▸ **WRITTEN PROBLEM 1**
Copy the stretch of the records from the line containing "status-time: 11:03 bbox=[90, 96, 146, 122]" through the line containing "delete-icon bbox=[594, 447, 626, 487]", exactly as they appear.

─── SELECTION ───

I started with a series of assumptions and hypotheses that had been shared by many scholars and critics over the past few centuries.  These premises included, for example, that the Sonnets are autobiographical and chronological; that the verses relate to real circumstances of real life; and that the original edition itself is "authorial" or printed according to the author's intentions.  These hypotheses were confirmed, but what then emerged was a very different result involving the structure and time frame as much as the actual content of the poems.  Suddenly the pieces of the puzzle began to move into place to form a clear picture; and once the verses were placed as "stencils" over the contemporary events and their dates on the calendar, what unfolded was a flesh and blood story that challenged the standard or "official" versions of the history and the traditional or "orthodox" interpretations of the literature. 

 

     The most startling aspect of the new picture was the emergence of exactly eighty chronological sonnets (more than half the collection!) addressed to Henry Wriothesley, Third Earl of Southampton during the more than two years (1601 to 1603) he spent imprisoned in the Tower of London as a traitor to the Crown, after which, following the death of Queen Elizabeth, he was inexplicably released by the new monarch, James I of England. 

 

     Then it became clear that the next twenty sonnets match the twenty days from Southampton's liberation to the day immediately following the Queen's funeral, when she was "officially" dead and the Tudor dynasty was no more.  And this string of precisely 100 emotion-laden sonnets -- recording Southampton's crime, disgrace, treason trial, death sentence, reprieve, continued imprisonment and liberation, leading to a new phase of his life in the next reign -- is positioned at the exact center of an elegantly structured monument.

 

     Since these findings came into view, I have often wished they could be presented initially without the implications they necessarily raise about the identity of the author, his relationship to Southampton and the political history of the Elizabethan reign.  Sometimes a basic solution to a problem can trigger such heated debate over its ramifications that the solution itself is discarded along with its postulates. 

 

     The point to be made first of all is that, regardless of the implications, all the elements of the sonnets can be seen at last as working in harmony, not only with each other but also within a detailed historical context -- something that has not been possible before now.  What I hope to communicate at the outset is an operational solution to how the numbered verses are designed and how they work as a unified whole.  Many suggestions by others turn out to have been correct, but added to these are some crucial additions or modifications, transforming what appears to be a fictional story into a biographical and historical reality.

─── DATA PROVIDED ───

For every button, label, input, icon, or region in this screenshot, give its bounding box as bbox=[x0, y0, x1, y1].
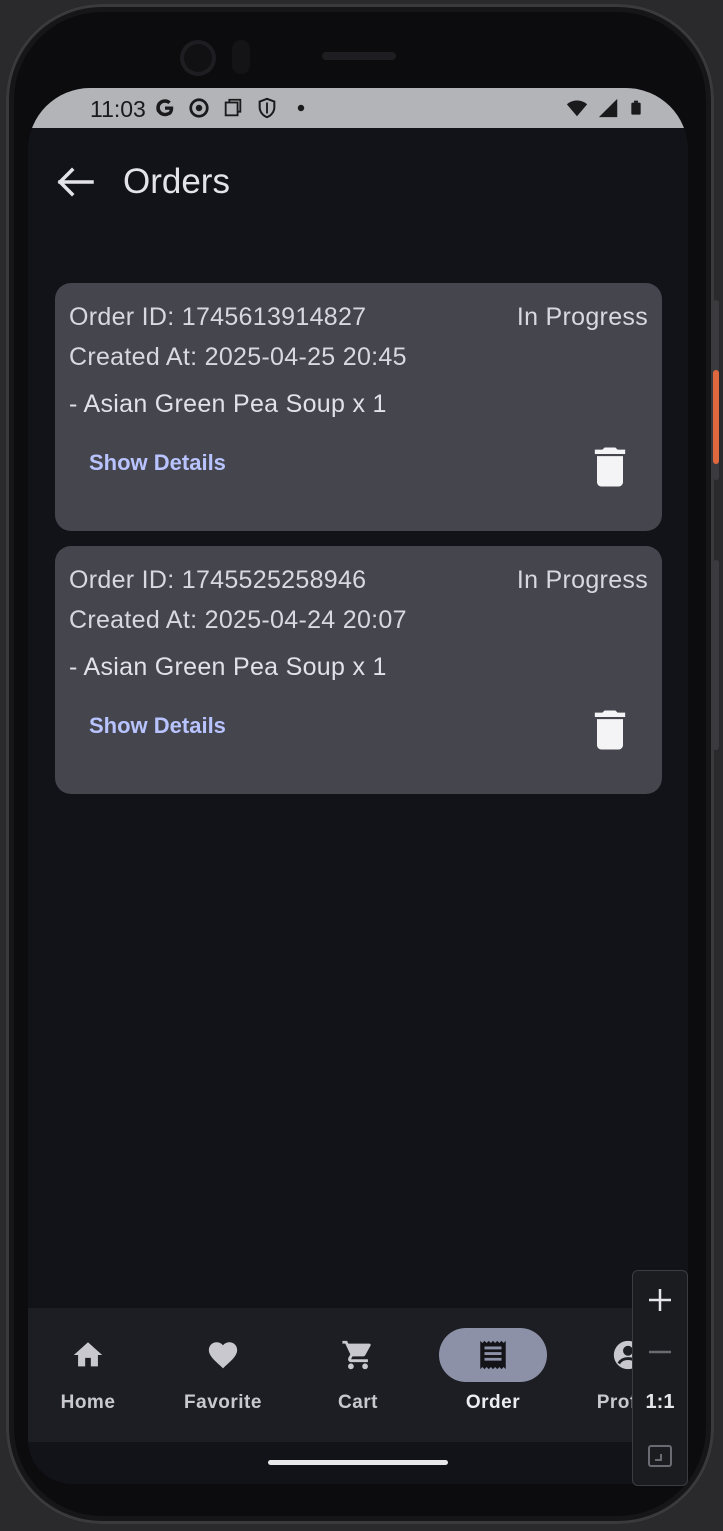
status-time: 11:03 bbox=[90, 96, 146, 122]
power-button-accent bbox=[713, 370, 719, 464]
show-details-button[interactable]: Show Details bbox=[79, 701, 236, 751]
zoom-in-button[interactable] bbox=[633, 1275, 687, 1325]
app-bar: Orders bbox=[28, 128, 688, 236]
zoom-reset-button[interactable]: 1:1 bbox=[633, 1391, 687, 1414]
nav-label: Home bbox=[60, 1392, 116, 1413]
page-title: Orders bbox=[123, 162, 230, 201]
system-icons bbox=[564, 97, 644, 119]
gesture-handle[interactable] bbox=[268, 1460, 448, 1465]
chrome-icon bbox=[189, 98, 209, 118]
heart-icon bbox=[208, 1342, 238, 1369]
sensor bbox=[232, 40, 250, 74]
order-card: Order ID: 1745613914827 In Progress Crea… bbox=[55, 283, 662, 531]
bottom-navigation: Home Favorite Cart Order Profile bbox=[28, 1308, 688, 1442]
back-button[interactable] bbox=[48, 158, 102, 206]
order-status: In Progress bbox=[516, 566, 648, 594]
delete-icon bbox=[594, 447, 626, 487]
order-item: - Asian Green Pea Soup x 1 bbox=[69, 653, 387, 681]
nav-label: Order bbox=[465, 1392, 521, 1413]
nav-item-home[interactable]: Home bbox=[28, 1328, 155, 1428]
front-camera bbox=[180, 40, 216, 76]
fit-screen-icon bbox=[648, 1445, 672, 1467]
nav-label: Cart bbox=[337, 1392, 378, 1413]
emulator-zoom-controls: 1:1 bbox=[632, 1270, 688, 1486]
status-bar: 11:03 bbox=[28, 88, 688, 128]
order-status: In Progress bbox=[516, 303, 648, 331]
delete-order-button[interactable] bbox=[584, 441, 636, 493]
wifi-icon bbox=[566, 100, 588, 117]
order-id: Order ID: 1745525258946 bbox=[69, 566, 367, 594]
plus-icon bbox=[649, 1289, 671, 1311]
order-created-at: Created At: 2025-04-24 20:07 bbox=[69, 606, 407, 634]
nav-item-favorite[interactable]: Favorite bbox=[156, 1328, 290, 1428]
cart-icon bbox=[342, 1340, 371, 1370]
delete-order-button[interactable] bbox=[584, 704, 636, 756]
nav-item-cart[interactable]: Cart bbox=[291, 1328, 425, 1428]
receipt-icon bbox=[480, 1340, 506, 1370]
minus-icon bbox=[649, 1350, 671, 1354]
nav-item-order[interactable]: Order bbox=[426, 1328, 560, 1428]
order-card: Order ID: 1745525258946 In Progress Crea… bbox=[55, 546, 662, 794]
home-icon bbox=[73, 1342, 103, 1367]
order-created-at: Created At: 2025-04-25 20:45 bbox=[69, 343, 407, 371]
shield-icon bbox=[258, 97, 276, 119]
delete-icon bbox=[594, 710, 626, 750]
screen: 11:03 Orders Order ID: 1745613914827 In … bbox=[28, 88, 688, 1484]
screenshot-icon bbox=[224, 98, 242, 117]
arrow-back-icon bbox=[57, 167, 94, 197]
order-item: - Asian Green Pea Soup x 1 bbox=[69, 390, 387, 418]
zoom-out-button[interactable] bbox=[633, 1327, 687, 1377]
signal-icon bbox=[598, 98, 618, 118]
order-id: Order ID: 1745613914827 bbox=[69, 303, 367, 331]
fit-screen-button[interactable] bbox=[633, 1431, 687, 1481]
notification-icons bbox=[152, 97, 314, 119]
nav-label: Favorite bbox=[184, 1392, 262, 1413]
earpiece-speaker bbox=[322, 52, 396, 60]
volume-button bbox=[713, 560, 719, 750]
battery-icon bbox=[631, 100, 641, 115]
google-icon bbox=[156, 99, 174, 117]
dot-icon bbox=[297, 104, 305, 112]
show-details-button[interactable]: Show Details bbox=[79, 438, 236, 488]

───
─── DATA PROVIDED ───

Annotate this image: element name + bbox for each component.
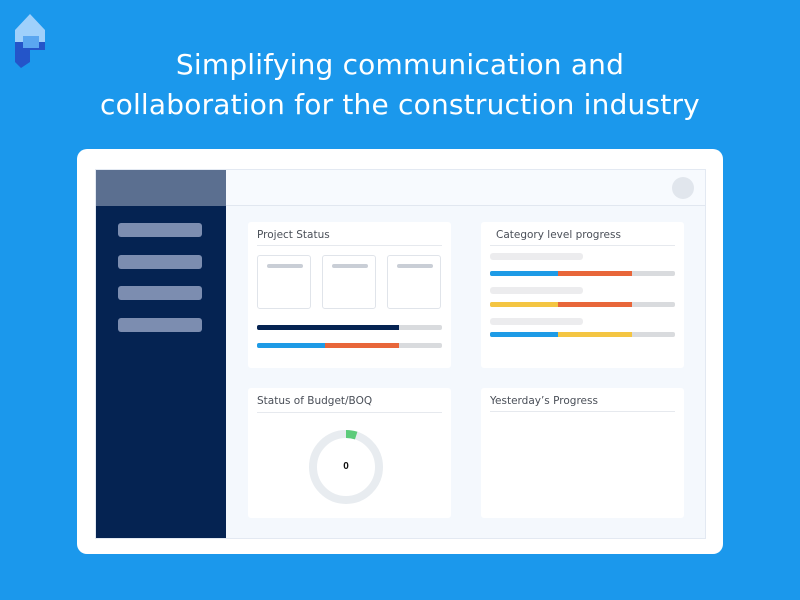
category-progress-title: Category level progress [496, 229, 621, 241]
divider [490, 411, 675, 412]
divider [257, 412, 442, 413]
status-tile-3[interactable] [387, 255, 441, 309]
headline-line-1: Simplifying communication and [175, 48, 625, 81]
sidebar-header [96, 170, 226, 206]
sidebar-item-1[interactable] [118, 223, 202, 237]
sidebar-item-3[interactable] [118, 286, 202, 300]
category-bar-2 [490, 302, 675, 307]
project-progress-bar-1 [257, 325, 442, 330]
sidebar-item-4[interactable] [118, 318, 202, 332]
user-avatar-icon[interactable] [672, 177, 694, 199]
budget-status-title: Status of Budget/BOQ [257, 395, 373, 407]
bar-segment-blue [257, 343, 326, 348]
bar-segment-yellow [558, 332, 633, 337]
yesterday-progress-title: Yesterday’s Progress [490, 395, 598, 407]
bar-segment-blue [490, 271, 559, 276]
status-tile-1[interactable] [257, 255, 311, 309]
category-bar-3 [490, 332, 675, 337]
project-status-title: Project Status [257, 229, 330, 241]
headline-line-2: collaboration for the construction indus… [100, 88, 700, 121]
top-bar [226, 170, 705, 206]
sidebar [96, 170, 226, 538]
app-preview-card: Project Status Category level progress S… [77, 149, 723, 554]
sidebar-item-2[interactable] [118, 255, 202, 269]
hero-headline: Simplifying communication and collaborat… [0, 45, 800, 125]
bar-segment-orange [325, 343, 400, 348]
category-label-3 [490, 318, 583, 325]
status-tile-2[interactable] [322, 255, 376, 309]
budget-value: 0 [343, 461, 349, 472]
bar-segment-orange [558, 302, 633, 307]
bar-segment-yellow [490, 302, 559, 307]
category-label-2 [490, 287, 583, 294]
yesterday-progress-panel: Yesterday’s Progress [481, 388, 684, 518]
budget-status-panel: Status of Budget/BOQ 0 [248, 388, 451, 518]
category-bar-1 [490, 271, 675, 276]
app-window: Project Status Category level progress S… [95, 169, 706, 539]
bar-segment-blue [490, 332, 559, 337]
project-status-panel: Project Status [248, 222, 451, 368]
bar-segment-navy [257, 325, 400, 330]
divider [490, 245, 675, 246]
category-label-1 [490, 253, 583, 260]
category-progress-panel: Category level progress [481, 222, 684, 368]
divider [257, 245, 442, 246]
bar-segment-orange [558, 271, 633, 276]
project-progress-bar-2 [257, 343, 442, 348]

───
─── DATA PROVIDED ───

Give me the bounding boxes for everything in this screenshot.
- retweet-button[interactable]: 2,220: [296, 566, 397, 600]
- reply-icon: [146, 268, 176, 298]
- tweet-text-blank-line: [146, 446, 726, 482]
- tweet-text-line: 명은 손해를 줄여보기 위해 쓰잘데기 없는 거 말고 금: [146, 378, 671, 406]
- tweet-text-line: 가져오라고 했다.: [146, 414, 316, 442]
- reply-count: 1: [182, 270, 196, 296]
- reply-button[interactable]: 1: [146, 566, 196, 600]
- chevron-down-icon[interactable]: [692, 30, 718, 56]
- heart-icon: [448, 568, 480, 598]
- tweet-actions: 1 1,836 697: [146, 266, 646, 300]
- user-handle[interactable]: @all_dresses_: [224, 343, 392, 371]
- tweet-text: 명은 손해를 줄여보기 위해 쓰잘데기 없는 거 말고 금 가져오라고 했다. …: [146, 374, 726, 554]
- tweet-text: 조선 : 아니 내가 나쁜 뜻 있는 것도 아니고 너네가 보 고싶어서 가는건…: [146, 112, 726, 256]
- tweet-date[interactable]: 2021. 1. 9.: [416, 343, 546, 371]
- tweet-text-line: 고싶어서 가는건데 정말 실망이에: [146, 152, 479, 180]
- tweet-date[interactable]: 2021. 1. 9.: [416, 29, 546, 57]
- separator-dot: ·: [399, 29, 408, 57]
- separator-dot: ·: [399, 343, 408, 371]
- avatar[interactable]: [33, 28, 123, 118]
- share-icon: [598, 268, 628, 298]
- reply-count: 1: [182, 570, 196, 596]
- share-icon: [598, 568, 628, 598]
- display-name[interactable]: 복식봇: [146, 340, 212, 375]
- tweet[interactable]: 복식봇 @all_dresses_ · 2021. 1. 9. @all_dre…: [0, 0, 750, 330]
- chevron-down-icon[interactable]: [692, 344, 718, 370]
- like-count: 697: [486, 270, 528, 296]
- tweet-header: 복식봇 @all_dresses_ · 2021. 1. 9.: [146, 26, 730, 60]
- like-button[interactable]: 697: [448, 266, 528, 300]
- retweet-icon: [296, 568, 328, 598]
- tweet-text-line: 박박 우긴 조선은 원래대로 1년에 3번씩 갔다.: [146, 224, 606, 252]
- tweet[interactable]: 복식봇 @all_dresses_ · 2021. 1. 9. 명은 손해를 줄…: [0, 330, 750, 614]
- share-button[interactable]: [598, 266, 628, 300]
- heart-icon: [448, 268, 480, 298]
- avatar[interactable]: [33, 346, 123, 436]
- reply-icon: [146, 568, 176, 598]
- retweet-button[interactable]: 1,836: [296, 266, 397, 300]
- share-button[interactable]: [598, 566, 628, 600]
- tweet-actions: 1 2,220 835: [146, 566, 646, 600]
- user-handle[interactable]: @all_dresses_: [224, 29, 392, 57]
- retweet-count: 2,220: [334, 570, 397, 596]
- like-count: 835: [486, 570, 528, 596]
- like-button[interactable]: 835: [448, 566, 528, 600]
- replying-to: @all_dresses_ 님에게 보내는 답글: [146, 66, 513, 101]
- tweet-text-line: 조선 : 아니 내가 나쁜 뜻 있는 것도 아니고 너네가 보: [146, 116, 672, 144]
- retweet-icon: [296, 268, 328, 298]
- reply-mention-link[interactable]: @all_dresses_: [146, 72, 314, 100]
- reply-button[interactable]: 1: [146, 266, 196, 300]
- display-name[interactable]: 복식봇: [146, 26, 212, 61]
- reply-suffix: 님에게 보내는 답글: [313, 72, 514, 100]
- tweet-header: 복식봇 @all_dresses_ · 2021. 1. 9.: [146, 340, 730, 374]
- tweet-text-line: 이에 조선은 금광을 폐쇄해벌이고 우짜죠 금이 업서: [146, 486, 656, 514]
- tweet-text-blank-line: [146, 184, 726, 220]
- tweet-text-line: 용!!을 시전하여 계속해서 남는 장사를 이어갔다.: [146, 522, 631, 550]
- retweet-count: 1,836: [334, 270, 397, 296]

───

▸ **WRITTEN PROBLEM 2**
In the passage on the Sonnets, how many chronological sonnets are addressed to Southampton during his imprisonment in the Tower of London?

▸ **CORRECT RESULT 1**
status-time: 11:03 bbox=[90, 96, 146, 122]
power-button-accent bbox=[713, 370, 719, 464]
show-details-button[interactable]: Show Details bbox=[79, 701, 236, 751]
zoom-in-button[interactable] bbox=[633, 1275, 687, 1325]
app-bar: Orders bbox=[28, 128, 688, 236]
zoom-reset-button[interactable]: 1:1 bbox=[633, 1391, 687, 1414]
nav-label: Home bbox=[60, 1392, 116, 1413]
page-title: Orders bbox=[123, 162, 230, 201]
system-icons bbox=[564, 97, 644, 119]
gesture-handle[interactable] bbox=[268, 1460, 448, 1465]
chrome-icon bbox=[189, 98, 209, 118]
heart-icon bbox=[208, 1342, 238, 1369]
sensor bbox=[232, 40, 250, 74]
order-card: Order ID: 1745613914827 In Progress Crea… bbox=[55, 283, 662, 531]
bottom-navigation: Home Favorite Cart Order Profile bbox=[28, 1308, 688, 1442]
back-button[interactable] bbox=[48, 158, 102, 206]
order-status: In Progress bbox=[516, 566, 648, 594]
delete-icon bbox=[594, 447, 626, 487]

▸ **CORRECT RESULT 2**
Eighty